(Data items)
-*-*-
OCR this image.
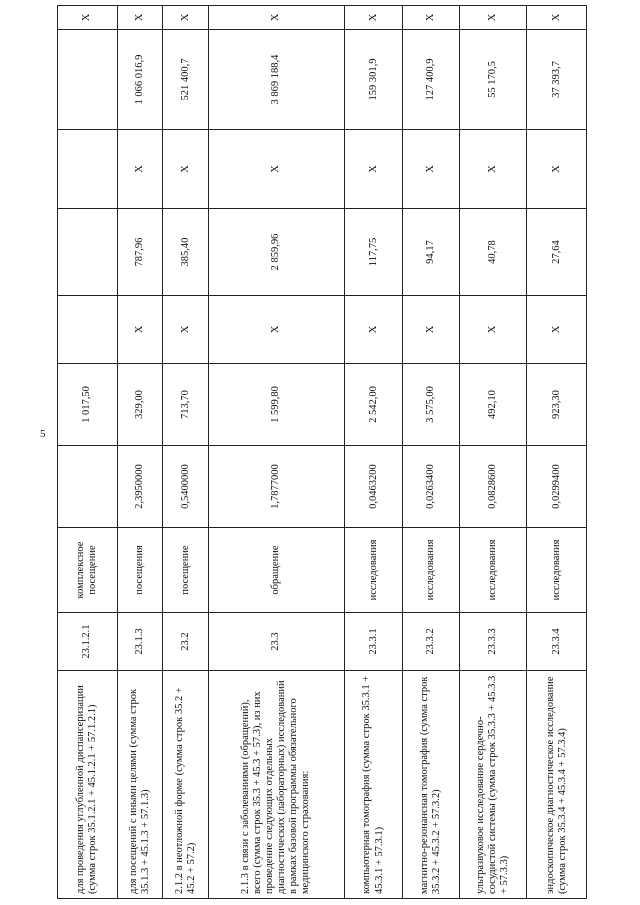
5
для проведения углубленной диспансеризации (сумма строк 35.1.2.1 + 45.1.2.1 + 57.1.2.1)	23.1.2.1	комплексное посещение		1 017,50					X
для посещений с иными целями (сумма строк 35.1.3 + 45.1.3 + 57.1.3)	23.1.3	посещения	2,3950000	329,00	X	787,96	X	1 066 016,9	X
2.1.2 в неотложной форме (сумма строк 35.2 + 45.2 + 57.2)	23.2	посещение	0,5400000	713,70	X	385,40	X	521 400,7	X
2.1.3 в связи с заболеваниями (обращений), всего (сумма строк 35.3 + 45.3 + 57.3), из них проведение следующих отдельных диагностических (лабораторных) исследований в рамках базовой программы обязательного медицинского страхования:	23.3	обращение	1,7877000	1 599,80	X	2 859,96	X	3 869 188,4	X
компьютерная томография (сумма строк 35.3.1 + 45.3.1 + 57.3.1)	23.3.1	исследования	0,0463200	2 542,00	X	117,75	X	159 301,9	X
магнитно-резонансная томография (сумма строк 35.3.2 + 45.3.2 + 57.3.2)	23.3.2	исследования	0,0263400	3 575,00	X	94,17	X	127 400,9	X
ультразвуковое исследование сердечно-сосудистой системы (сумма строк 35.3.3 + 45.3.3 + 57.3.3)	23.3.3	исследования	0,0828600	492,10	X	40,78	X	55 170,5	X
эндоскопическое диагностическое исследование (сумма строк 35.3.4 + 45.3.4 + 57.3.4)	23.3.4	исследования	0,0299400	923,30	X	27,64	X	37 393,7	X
-*-*-
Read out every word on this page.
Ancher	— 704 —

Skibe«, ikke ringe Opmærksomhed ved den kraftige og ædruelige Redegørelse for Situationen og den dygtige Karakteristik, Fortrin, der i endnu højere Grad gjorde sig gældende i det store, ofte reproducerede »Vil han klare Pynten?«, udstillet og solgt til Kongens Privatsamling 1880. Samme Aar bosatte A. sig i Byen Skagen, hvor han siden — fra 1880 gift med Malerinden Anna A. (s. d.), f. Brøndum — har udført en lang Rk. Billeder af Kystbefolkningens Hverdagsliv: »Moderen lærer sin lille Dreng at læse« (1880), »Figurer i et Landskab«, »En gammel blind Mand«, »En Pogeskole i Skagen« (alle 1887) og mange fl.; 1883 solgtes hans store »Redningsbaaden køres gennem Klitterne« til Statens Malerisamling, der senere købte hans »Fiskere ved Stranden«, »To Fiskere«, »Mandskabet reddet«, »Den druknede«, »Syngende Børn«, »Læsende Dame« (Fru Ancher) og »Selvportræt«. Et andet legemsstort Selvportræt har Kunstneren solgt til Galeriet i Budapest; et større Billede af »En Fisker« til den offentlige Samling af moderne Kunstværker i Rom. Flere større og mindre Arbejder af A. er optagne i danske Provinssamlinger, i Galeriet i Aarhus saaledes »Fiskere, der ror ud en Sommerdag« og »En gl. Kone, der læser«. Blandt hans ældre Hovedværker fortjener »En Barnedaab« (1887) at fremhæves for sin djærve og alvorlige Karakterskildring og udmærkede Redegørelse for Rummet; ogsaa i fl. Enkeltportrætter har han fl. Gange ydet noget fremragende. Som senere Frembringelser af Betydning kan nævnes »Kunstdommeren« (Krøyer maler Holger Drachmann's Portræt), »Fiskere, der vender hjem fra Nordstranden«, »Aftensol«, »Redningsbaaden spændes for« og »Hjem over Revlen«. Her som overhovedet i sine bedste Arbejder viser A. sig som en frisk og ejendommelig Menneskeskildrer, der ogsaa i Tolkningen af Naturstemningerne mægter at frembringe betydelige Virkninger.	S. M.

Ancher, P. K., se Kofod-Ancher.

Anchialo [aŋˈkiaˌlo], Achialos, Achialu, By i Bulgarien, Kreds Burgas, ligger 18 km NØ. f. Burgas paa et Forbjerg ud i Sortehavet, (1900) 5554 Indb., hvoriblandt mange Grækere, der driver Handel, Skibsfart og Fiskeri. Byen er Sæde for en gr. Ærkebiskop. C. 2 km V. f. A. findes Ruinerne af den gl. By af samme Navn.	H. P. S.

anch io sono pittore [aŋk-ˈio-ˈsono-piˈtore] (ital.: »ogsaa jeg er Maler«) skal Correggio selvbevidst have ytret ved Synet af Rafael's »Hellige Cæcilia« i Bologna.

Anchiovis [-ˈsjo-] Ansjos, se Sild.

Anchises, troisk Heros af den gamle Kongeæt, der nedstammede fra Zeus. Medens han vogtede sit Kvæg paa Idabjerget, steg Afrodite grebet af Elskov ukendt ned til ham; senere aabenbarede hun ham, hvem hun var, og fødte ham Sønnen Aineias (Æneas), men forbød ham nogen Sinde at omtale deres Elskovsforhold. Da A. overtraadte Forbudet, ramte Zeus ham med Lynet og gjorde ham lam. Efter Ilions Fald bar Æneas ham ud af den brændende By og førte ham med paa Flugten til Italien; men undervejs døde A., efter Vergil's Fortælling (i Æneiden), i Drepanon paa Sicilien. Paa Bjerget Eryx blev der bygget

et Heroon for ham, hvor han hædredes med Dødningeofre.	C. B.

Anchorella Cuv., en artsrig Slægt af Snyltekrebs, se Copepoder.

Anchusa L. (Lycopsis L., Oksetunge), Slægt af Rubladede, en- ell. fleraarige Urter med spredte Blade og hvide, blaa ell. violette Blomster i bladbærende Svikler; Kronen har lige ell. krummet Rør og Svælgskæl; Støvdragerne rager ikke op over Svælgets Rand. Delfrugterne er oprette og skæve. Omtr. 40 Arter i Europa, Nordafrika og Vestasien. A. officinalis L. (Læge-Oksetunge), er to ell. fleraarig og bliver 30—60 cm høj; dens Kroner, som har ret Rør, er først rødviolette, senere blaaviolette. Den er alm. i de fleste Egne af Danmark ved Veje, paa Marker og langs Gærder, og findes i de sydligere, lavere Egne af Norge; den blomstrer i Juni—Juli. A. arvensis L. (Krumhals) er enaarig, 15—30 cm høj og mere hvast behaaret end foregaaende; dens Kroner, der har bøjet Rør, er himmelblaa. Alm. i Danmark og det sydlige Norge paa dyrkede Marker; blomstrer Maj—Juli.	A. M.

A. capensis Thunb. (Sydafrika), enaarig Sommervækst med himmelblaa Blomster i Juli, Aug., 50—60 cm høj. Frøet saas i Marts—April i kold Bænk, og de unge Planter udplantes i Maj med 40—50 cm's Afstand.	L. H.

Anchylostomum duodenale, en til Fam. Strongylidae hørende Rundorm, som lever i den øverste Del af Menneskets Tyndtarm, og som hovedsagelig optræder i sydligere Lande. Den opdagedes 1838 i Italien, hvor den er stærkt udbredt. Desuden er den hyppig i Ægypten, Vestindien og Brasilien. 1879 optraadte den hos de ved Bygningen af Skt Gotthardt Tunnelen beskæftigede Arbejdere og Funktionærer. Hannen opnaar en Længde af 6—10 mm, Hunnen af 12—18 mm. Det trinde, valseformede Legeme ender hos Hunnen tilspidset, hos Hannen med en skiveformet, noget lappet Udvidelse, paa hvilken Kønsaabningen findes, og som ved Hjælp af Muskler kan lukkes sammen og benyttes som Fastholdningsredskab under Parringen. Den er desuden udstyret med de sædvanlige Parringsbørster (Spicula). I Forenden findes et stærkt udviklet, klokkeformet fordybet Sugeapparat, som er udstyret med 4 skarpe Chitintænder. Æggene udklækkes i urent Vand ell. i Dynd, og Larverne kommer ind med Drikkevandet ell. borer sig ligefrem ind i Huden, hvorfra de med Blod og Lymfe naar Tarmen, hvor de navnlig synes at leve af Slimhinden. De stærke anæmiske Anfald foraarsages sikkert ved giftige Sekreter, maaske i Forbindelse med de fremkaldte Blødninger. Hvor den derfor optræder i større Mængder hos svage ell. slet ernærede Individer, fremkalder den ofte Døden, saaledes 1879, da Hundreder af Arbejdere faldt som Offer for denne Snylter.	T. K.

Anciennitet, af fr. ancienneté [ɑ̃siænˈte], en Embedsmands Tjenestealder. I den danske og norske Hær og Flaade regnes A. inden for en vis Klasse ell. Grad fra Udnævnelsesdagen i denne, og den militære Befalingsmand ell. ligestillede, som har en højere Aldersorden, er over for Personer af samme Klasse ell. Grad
-*-*-
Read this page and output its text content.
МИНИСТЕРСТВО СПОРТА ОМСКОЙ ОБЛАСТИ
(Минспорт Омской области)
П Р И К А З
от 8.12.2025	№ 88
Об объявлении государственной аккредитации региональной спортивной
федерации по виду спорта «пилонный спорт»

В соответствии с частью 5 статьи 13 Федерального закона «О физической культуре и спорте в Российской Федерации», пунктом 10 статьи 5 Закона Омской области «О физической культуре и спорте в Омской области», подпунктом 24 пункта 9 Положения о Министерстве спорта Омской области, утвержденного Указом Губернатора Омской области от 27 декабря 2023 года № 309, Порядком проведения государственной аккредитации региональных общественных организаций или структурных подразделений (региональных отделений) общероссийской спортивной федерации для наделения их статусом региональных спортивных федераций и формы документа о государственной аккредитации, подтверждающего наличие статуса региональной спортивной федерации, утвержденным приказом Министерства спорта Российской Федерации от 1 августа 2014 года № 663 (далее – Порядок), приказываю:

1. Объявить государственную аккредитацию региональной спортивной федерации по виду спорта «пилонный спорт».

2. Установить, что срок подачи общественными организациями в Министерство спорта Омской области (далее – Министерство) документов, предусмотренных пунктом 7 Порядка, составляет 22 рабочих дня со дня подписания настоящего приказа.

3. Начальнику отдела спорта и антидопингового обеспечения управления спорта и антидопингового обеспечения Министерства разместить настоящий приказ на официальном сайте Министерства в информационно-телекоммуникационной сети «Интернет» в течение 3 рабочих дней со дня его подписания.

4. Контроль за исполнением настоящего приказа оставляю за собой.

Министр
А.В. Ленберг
-*-*-
• Task directions
Check each line above for "посещение" and return the ones that have it.

• Task solution
для проведения углубленной диспансеризации (сумма строк 35.1.2.1 + 45.1.2.1 + 57.1.2.1)	23.1.2.1	комплексное посещение		1 017,50					X
2.1.2 в неотложной форме (сумма строк 35.2 + 45.2 + 57.2)	23.2	посещение	0,5400000	713,70	X	385,40	X	521 400,7	X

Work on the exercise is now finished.